■ Task details: Repeat the material verbatim. Images are excluded from the copy.

■ Records shown:
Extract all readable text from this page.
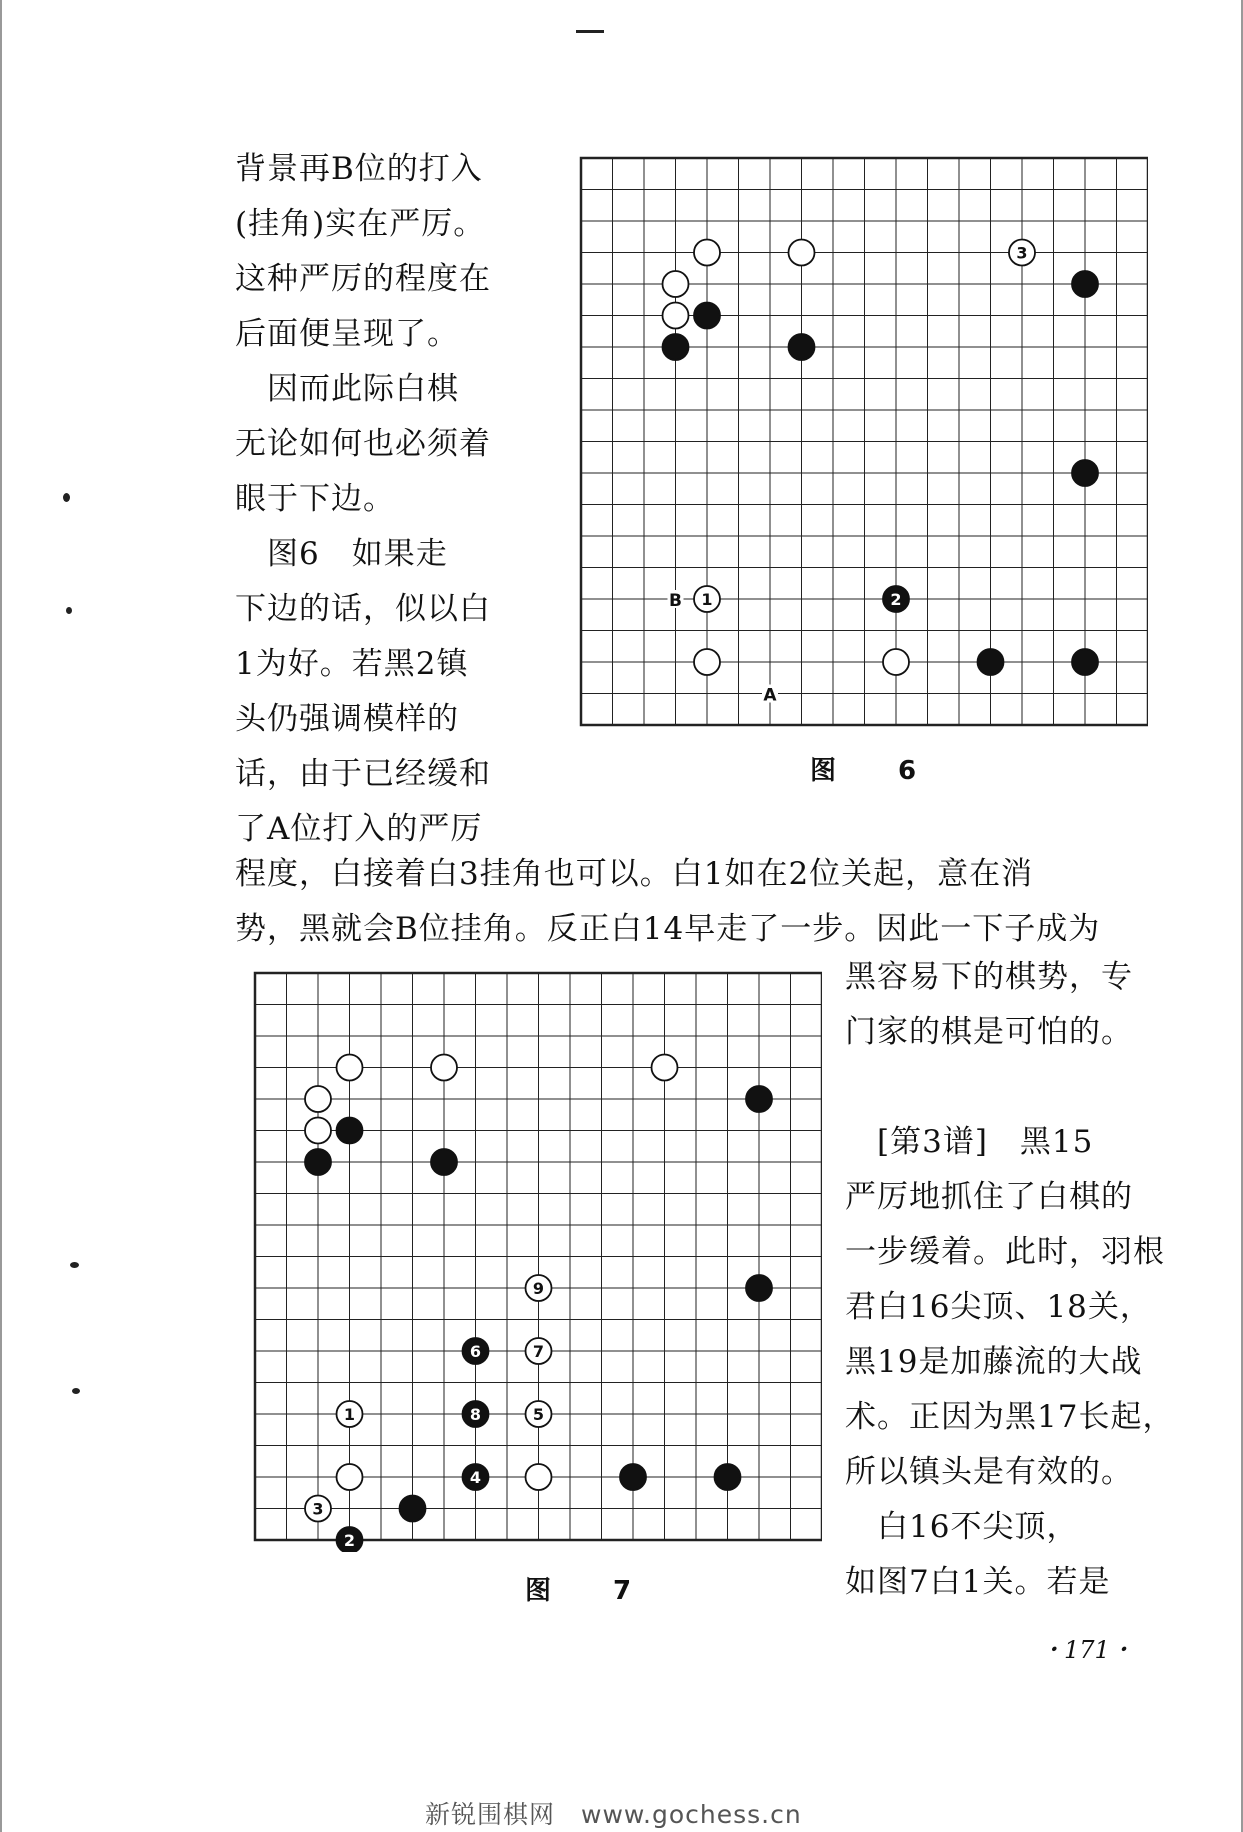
背景再B位的打入

(挂角)实在严厉。

这种严厉的程度在

后面便呈现了。

　因而此际白棋

无论如何也必须着

眼于下边。

　图6　如果走

下边的话，似以白

1为好。若黑2镇

头仍强调模样的

话，由于已经缓和

了A位打入的严厉

程度，白接着白3挂角也可以。白1如在2位关起，意在消

势，黑就会B位挂角。反正白14早走了一步。因此一下子成为

黑容易下的棋势，专

门家的棋是可怕的。

　[第3谱]　黑15

严厉地抓住了白棋的

一步缓着。此时，羽根

君白16尖顶、18关，

黑19是加藤流的大战

术。正因为黑17长起，

所以镇头是有效的。

　白16不尖顶，

如图7白1关。若是

B
A
3
1	2
图　6
9
6	7
1	8	5
4
3
2
图　7
・171・
新锐围棋网　www.gochess.cn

■ Worked solution:
Extract all readable text from this page.
背景再B位的打入

(挂角)实在严厉。

这种严厉的程度在

后面便呈现了。

　因而此际白棋

无论如何也必须着

眼于下边。

　图6　如果走

下边的话，似以白

1为好。若黑2镇

头仍强调模样的

话，由于已经缓和

了A位打入的严厉

程度，白接着白3挂角也可以。白1如在2位关起，意在消

势，黑就会B位挂角。反正白14早走了一步。因此一下子成为

黑容易下的棋势，专

门家的棋是可怕的。

　[第3谱]　黑15

严厉地抓住了白棋的

一步缓着。此时，羽根

君白16尖顶、18关，

黑19是加藤流的大战

术。正因为黑17长起，

所以镇头是有效的。

　白16不尖顶，

如图7白1关。若是

B
A
3
1	2
图　6
9
6	7
1	8	5
4
3
2
图　7
・171・
新锐围棋网　www.gochess.cn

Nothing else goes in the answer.